-- Start EXCERPTED DATA --
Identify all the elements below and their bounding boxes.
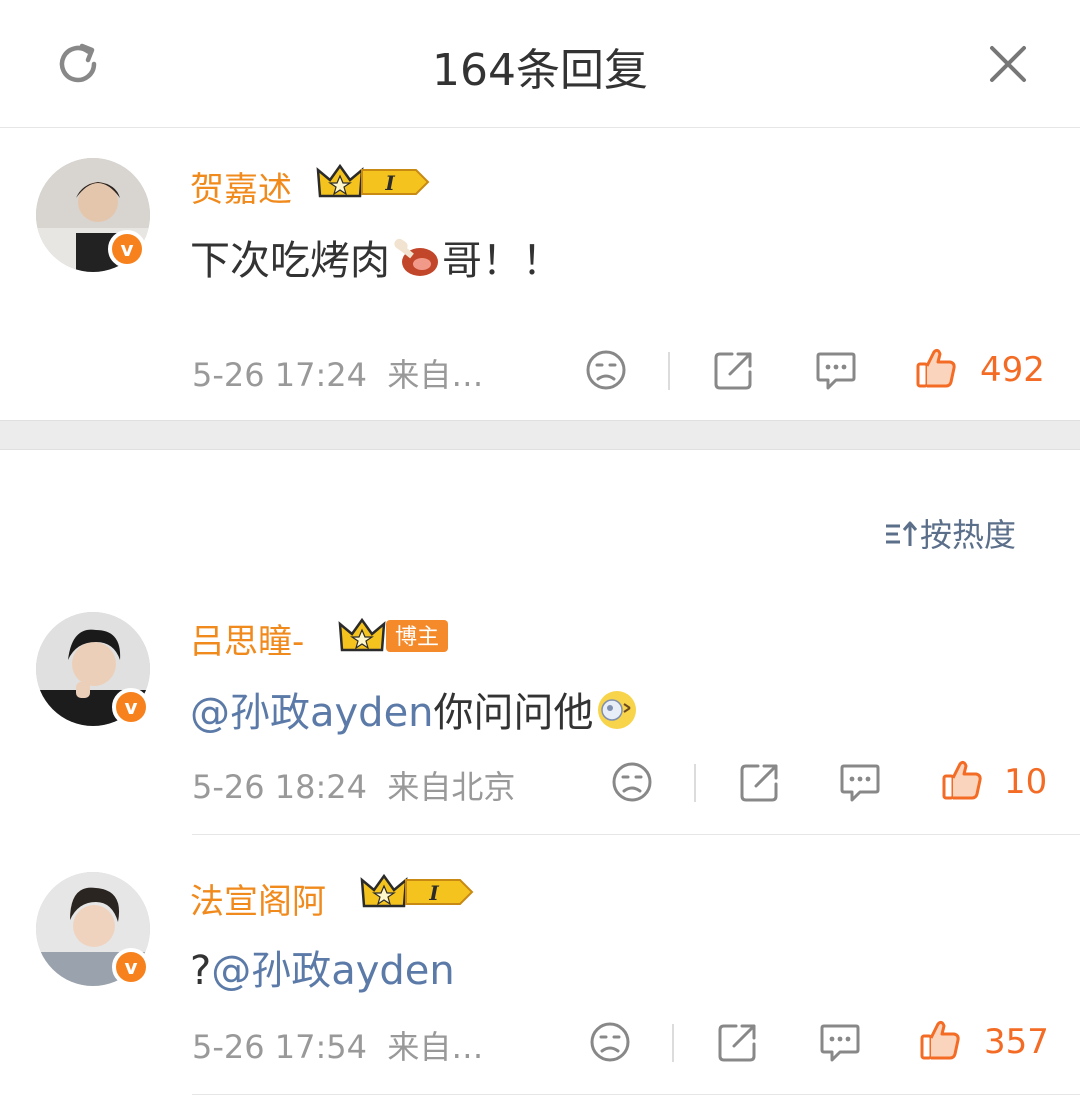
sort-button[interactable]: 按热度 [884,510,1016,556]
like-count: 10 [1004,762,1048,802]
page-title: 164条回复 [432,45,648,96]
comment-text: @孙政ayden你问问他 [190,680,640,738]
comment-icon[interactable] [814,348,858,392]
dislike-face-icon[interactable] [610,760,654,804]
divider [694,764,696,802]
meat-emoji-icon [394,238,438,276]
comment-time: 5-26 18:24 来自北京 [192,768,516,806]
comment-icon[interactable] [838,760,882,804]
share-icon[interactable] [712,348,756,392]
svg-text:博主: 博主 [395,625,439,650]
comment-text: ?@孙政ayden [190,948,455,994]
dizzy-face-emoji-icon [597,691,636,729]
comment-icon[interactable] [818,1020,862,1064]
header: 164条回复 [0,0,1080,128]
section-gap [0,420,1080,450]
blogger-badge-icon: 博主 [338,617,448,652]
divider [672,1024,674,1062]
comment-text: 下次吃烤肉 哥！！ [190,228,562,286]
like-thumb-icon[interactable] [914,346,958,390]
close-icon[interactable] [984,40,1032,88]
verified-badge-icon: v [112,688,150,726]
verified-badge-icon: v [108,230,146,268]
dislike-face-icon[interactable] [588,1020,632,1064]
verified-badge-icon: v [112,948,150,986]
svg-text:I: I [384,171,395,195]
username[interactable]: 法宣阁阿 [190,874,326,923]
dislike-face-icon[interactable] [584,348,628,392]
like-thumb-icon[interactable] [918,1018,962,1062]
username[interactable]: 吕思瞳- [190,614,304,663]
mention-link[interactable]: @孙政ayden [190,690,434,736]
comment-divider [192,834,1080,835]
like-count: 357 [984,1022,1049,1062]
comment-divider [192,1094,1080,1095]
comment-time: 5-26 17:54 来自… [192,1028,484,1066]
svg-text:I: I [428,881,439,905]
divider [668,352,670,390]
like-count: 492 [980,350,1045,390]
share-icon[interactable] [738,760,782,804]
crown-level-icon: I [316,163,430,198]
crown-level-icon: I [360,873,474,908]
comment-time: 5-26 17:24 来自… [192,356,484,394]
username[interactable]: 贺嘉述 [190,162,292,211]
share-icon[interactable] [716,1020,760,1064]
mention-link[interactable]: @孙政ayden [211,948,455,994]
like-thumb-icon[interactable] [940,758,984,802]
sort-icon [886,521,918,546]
-- End EXCERPTED DATA --
PROBLEM REQUIREMENTS. Render each line of the listing above as a numbered list, omitting blank lines and leaving out the picture.

SOLUTION TO THIS EXERCISE.
1. Identify all the elements below and their bounding boxes.
2. sort-button[interactable]: 按热度 [884,510,1016,556]
3. like-count: 10 [1004,762,1048,802]
4. page-title: 164条回复 [432,45,648,96]
5. comment-text: @孙政ayden你问问他 [190,680,640,738]
6. comment-icon[interactable] [814,348,858,392]
7. dislike-face-icon[interactable] [610,760,654,804]
8. divider [694,764,696,802]
9. meat-emoji-icon [394,238,438,276]
10. comment-time: 5-26 18:24 来自北京 [192,768,516,806]
11. comment-icon[interactable] [838,760,882,804]
12. share-icon[interactable] [712,348,756,392]
13. svg-text:博主: 博主 [395,625,439,650]
14. comment-text: ?@孙政ayden [190,948,455,994]
15. dizzy-face-emoji-icon [597,691,636,729]
16. comment-icon[interactable] [818,1020,862,1064]
17. header: 164条回复 [0,0,1080,128]
18. section-gap [0,420,1080,450]
19. blogger-badge-icon: 博主 [338,617,448,652]
20. divider [672,1024,674,1062]
21. comment-text: 下次吃烤肉 哥！！ [190,228,562,286]
22. like-thumb-icon[interactable] [914,346,958,390]
23. close-icon[interactable] [984,40,1032,88]
24. verified-badge-icon: v [112,688,150,726]
25. verified-badge-icon: v [108,230,146,268]
26. dislike-face-icon[interactable] [588,1020,632,1064]
27. verified-badge-icon: v [112,948,150,986]
28. svg-text:I: I [384,171,395,195]
29. username[interactable]: 法宣阁阿 [190,874,326,923]
30. dislike-face-icon[interactable] [584,348,628,392]
31. like-thumb-icon[interactable] [918,1018,962,1062]
32. username[interactable]: 吕思瞳- [190,614,304,663]
33. mention-link[interactable]: @孙政ayden [190,690,434,736]
34. comment-divider [192,834,1080,835]
35. like-count: 357 [984,1022,1049,1062]
36. comment-divider [192,1094,1080,1095]
37. comment-time: 5-26 17:54 来自… [192,1028,484,1066]
38. svg-text:I: I [428,881,439,905]
39. divider [668,352,670,390]
40. like-count: 492 [980,350,1045,390]
41. share-icon[interactable] [738,760,782,804]
42. crown-level-icon: I [316,163,430,198]
43. crown-level-icon: I [360,873,474,908]
44. comment-time: 5-26 17:24 来自… [192,356,484,394]
45. username[interactable]: 贺嘉述 [190,162,292,211]
46. share-icon[interactable] [716,1020,760,1064]
47. mention-link[interactable]: @孙政ayden [211,948,455,994]
48. like-thumb-icon[interactable] [940,758,984,802]
49. sort-icon [886,521,918,546]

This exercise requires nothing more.